Recorded information:
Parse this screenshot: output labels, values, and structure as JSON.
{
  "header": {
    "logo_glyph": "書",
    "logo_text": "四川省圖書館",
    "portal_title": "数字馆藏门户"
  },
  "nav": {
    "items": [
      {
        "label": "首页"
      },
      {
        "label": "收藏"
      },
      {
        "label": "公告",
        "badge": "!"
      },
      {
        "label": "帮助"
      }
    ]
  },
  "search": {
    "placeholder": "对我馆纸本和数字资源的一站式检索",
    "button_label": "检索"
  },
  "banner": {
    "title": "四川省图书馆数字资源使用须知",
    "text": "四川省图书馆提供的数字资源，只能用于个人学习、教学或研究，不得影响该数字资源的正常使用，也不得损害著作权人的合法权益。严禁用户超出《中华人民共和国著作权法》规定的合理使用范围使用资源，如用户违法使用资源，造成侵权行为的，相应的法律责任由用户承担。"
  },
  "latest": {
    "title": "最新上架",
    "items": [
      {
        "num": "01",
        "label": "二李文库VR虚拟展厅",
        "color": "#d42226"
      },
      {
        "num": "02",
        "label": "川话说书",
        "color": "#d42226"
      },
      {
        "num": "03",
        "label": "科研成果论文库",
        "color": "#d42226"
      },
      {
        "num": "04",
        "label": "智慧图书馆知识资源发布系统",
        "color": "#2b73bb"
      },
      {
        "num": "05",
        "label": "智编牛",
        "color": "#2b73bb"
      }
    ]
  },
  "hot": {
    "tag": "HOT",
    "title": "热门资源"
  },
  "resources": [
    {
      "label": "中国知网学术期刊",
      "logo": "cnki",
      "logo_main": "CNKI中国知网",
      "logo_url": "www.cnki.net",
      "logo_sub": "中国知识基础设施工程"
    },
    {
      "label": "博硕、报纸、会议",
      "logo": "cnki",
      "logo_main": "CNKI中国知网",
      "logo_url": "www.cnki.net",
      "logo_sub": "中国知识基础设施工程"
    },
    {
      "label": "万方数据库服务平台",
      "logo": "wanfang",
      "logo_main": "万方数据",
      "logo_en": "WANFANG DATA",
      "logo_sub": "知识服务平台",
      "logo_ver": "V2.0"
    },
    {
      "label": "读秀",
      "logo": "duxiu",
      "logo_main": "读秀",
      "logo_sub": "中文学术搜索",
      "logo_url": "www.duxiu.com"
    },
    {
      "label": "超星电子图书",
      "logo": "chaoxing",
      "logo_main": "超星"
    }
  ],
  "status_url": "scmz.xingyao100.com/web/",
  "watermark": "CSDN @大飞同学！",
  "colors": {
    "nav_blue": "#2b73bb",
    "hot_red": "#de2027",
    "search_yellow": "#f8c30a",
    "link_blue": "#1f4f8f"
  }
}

Exercise directions: Reproduce all data above, unchanged.

Answer in full:
Parse this screenshot: output labels, values, and structure as JSON.
{
  "header": {
    "logo_glyph": "書",
    "logo_text": "四川省圖書館",
    "portal_title": "数字馆藏门户"
  },
  "nav": {
    "items": [
      {
        "label": "首页"
      },
      {
        "label": "收藏"
      },
      {
        "label": "公告",
        "badge": "!"
      },
      {
        "label": "帮助"
      }
    ]
  },
  "search": {
    "placeholder": "对我馆纸本和数字资源的一站式检索",
    "button_label": "检索"
  },
  "banner": {
    "title": "四川省图书馆数字资源使用须知",
    "text": "四川省图书馆提供的数字资源，只能用于个人学习、教学或研究，不得影响该数字资源的正常使用，也不得损害著作权人的合法权益。严禁用户超出《中华人民共和国著作权法》规定的合理使用范围使用资源，如用户违法使用资源，造成侵权行为的，相应的法律责任由用户承担。"
  },
  "latest": {
    "title": "最新上架",
    "items": [
      {
        "num": "01",
        "label": "二李文库VR虚拟展厅",
        "color": "#d42226"
      },
      {
        "num": "02",
        "label": "川话说书",
        "color": "#d42226"
      },
      {
        "num": "03",
        "label": "科研成果论文库",
        "color": "#d42226"
      },
      {
        "num": "04",
        "label": "智慧图书馆知识资源发布系统",
        "color": "#2b73bb"
      },
      {
        "num": "05",
        "label": "智编牛",
        "color": "#2b73bb"
      }
    ]
  },
  "hot": {
    "tag": "HOT",
    "title": "热门资源"
  },
  "resources": [
    {
      "label": "中国知网学术期刊",
      "logo": "cnki",
      "logo_main": "CNKI中国知网",
      "logo_url": "www.cnki.net",
      "logo_sub": "中国知识基础设施工程"
    },
    {
      "label": "博硕、报纸、会议",
      "logo": "cnki",
      "logo_main": "CNKI中国知网",
      "logo_url": "www.cnki.net",
      "logo_sub": "中国知识基础设施工程"
    },
    {
      "label": "万方数据库服务平台",
      "logo": "wanfang",
      "logo_main": "万方数据",
      "logo_en": "WANFANG DATA",
      "logo_sub": "知识服务平台",
      "logo_ver": "V2.0"
    },
    {
      "label": "读秀",
      "logo": "duxiu",
      "logo_main": "读秀",
      "logo_sub": "中文学术搜索",
      "logo_url": "www.duxiu.com"
    },
    {
      "label": "超星电子图书",
      "logo": "chaoxing",
      "logo_main": "超星"
    }
  ],
  "status_url": "scmz.xingyao100.com/web/",
  "watermark": "CSDN @大飞同学！",
  "colors": {
    "nav_blue": "#2b73bb",
    "hot_red": "#de2027",
    "search_yellow": "#f8c30a",
    "link_blue": "#1f4f8f"
  }
}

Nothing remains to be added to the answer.